■ **GIVEN EXERCISE**
Transcribe all records exactly.

■ **PROVIDED DATA**
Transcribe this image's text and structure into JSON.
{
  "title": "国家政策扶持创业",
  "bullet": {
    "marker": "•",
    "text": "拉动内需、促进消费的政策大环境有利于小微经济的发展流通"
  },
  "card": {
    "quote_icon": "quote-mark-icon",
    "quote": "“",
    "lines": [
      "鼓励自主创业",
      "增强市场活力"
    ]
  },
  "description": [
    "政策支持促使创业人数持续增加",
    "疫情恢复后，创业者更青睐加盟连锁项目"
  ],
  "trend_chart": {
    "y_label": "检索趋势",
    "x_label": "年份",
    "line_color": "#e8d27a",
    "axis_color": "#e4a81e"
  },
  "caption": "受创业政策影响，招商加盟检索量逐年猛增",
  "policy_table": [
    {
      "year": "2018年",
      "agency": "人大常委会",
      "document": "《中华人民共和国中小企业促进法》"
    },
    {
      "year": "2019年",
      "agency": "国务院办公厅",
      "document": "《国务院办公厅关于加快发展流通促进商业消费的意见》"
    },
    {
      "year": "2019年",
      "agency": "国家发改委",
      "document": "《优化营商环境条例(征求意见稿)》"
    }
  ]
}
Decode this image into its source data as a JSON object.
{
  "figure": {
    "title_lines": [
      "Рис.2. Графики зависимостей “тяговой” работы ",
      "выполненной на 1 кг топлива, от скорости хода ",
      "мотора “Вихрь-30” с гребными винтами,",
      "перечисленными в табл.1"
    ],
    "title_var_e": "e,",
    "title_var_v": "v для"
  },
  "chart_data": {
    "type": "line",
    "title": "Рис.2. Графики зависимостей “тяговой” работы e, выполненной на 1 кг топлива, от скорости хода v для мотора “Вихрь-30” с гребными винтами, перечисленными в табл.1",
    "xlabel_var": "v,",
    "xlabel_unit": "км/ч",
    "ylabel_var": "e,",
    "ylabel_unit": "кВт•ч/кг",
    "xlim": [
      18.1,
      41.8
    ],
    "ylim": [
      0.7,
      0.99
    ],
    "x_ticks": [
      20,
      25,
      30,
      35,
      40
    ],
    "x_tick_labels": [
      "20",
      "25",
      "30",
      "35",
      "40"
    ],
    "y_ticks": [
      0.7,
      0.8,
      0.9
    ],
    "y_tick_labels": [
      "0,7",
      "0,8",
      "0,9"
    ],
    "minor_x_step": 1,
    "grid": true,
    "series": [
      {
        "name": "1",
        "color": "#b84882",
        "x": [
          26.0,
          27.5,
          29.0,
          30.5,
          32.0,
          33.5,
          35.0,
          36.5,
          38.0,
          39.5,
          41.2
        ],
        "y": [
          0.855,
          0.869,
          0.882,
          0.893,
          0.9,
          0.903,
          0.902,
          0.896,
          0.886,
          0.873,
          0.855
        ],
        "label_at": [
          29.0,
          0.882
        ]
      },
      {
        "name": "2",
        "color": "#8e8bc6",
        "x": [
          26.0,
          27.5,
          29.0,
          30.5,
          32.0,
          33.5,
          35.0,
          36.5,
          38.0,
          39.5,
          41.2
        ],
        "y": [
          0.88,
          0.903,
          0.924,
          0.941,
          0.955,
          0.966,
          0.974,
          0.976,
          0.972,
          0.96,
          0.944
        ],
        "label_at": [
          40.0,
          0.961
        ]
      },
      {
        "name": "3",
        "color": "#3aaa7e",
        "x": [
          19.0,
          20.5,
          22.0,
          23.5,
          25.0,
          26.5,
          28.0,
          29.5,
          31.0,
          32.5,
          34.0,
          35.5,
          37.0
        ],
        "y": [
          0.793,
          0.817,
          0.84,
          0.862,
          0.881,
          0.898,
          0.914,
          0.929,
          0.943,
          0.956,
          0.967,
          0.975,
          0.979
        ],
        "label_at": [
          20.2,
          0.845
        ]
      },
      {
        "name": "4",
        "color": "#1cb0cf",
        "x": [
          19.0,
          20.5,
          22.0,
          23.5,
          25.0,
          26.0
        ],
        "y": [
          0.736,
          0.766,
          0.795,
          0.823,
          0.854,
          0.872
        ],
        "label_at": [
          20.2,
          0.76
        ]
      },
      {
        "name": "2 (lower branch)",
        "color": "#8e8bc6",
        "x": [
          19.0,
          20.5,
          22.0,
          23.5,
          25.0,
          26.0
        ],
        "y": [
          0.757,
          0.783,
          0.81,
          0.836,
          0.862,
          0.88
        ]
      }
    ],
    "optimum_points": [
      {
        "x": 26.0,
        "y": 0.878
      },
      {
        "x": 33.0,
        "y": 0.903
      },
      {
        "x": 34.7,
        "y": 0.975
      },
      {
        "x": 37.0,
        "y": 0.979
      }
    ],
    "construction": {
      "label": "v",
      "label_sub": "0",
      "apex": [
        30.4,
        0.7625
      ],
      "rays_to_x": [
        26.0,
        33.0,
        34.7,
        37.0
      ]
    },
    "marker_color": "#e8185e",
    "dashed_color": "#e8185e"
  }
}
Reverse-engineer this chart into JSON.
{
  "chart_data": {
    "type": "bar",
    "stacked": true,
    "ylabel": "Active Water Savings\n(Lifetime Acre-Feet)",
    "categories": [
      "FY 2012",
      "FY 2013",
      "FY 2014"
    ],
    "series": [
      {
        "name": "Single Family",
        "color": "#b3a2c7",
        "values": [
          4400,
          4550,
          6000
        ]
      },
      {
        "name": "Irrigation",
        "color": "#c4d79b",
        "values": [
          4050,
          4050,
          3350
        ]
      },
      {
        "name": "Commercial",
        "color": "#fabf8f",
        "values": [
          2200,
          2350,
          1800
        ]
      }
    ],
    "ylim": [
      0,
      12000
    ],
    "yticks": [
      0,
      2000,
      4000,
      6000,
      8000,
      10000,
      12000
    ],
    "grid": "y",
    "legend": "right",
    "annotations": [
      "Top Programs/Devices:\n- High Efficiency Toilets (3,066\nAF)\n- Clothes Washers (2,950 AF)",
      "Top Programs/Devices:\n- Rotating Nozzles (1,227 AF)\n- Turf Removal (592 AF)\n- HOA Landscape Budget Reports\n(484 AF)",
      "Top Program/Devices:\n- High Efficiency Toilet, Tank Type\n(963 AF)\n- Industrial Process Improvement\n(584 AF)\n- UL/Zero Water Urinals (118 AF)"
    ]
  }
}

■ **RESULT OF THE TASK**
Transcribe this image's text and structure into JSON.
{
  "title": "国家政策扶持创业",
  "bullet": {
    "marker": "•",
    "text": "拉动内需、促进消费的政策大环境有利于小微经济的发展流通"
  },
  "card": {
    "quote_icon": "quote-mark-icon",
    "quote": "“",
    "lines": [
      "鼓励自主创业",
      "增强市场活力"
    ]
  },
  "description": [
    "政策支持促使创业人数持续增加",
    "疫情恢复后，创业者更青睐加盟连锁项目"
  ],
  "trend_chart": {
    "y_label": "检索趋势",
    "x_label": "年份",
    "line_color": "#e8d27a",
    "axis_color": "#e4a81e"
  },
  "caption": "受创业政策影响，招商加盟检索量逐年猛增",
  "policy_table": [
    {
      "year": "2018年",
      "agency": "人大常委会",
      "document": "《中华人民共和国中小企业促进法》"
    },
    {
      "year": "2019年",
      "agency": "国务院办公厅",
      "document": "《国务院办公厅关于加快发展流通促进商业消费的意见》"
    },
    {
      "year": "2019年",
      "agency": "国家发改委",
      "document": "《优化营商环境条例(征求意见稿)》"
    }
  ]
}
Decode this image into its source data as a JSON object.
{
  "figure": {
    "title_lines": [
      "Рис.2. Графики зависимостей “тяговой” работы ",
      "выполненной на 1 кг топлива, от скорости хода ",
      "мотора “Вихрь-30” с гребными винтами,",
      "перечисленными в табл.1"
    ],
    "title_var_e": "e,",
    "title_var_v": "v для"
  },
  "chart_data": {
    "type": "line",
    "title": "Рис.2. Графики зависимостей “тяговой” работы e, выполненной на 1 кг топлива, от скорости хода v для мотора “Вихрь-30” с гребными винтами, перечисленными в табл.1",
    "xlabel_var": "v,",
    "xlabel_unit": "км/ч",
    "ylabel_var": "e,",
    "ylabel_unit": "кВт•ч/кг",
    "xlim": [
      18.1,
      41.8
    ],
    "ylim": [
      0.7,
      0.99
    ],
    "x_ticks": [
      20,
      25,
      30,
      35,
      40
    ],
    "x_tick_labels": [
      "20",
      "25",
      "30",
      "35",
      "40"
    ],
    "y_ticks": [
      0.7,
      0.8,
      0.9
    ],
    "y_tick_labels": [
      "0,7",
      "0,8",
      "0,9"
    ],
    "minor_x_step": 1,
    "grid": true,
    "series": [
      {
        "name": "1",
        "color": "#b84882",
        "x": [
          26.0,
          27.5,
          29.0,
          30.5,
          32.0,
          33.5,
          35.0,
          36.5,
          38.0,
          39.5,
          41.2
        ],
        "y": [
          0.855,
          0.869,
          0.882,
          0.893,
          0.9,
          0.903,
          0.902,
          0.896,
          0.886,
          0.873,
          0.855
        ],
        "label_at": [
          29.0,
          0.882
        ]
      },
      {
        "name": "2",
        "color": "#8e8bc6",
        "x": [
          26.0,
          27.5,
          29.0,
          30.5,
          32.0,
          33.5,
          35.0,
          36.5,
          38.0,
          39.5,
          41.2
        ],
        "y": [
          0.88,
          0.903,
          0.924,
          0.941,
          0.955,
          0.966,
          0.974,
          0.976,
          0.972,
          0.96,
          0.944
        ],
        "label_at": [
          40.0,
          0.961
        ]
      },
      {
        "name": "3",
        "color": "#3aaa7e",
        "x": [
          19.0,
          20.5,
          22.0,
          23.5,
          25.0,
          26.5,
          28.0,
          29.5,
          31.0,
          32.5,
          34.0,
          35.5,
          37.0
        ],
        "y": [
          0.793,
          0.817,
          0.84,
          0.862,
          0.881,
          0.898,
          0.914,
          0.929,
          0.943,
          0.956,
          0.967,
          0.975,
          0.979
        ],
        "label_at": [
          20.2,
          0.845
        ]
      },
      {
        "name": "4",
        "color": "#1cb0cf",
        "x": [
          19.0,
          20.5,
          22.0,
          23.5,
          25.0,
          26.0
        ],
        "y": [
          0.736,
          0.766,
          0.795,
          0.823,
          0.854,
          0.872
        ],
        "label_at": [
          20.2,
          0.76
        ]
      },
      {
        "name": "2 (lower branch)",
        "color": "#8e8bc6",
        "x": [
          19.0,
          20.5,
          22.0,
          23.5,
          25.0,
          26.0
        ],
        "y": [
          0.757,
          0.783,
          0.81,
          0.836,
          0.862,
          0.88
        ]
      }
    ],
    "optimum_points": [
      {
        "x": 26.0,
        "y": 0.878
      },
      {
        "x": 33.0,
        "y": 0.903
      },
      {
        "x": 34.7,
        "y": 0.975
      },
      {
        "x": 37.0,
        "y": 0.979
      }
    ],
    "construction": {
      "label": "v",
      "label_sub": "0",
      "apex": [
        30.4,
        0.7625
      ],
      "rays_to_x": [
        26.0,
        33.0,
        34.7,
        37.0
      ]
    },
    "marker_color": "#e8185e",
    "dashed_color": "#e8185e"
  }
}
Reverse-engineer this chart into JSON.
{
  "chart_data": {
    "type": "bar",
    "stacked": true,
    "ylabel": "Active Water Savings\n(Lifetime Acre-Feet)",
    "categories": [
      "FY 2012",
      "FY 2013",
      "FY 2014"
    ],
    "series": [
      {
        "name": "Single Family",
        "color": "#b3a2c7",
        "values": [
          4400,
          4550,
          6000
        ]
      },
      {
        "name": "Irrigation",
        "color": "#c4d79b",
        "values": [
          4050,
          4050,
          3350
        ]
      },
      {
        "name": "Commercial",
        "color": "#fabf8f",
        "values": [
          2200,
          2350,
          1800
        ]
      }
    ],
    "ylim": [
      0,
      12000
    ],
    "yticks": [
      0,
      2000,
      4000,
      6000,
      8000,
      10000,
      12000
    ],
    "grid": "y",
    "legend": "right",
    "annotations": [
      "Top Programs/Devices:\n- High Efficiency Toilets (3,066\nAF)\n- Clothes Washers (2,950 AF)",
      "Top Programs/Devices:\n- Rotating Nozzles (1,227 AF)\n- Turf Removal (592 AF)\n- HOA Landscape Budget Reports\n(484 AF)",
      "Top Program/Devices:\n- High Efficiency Toilet, Tank Type\n(963 AF)\n- Industrial Process Improvement\n(584 AF)\n- UL/Zero Water Urinals (118 AF)"
    ]
  }
}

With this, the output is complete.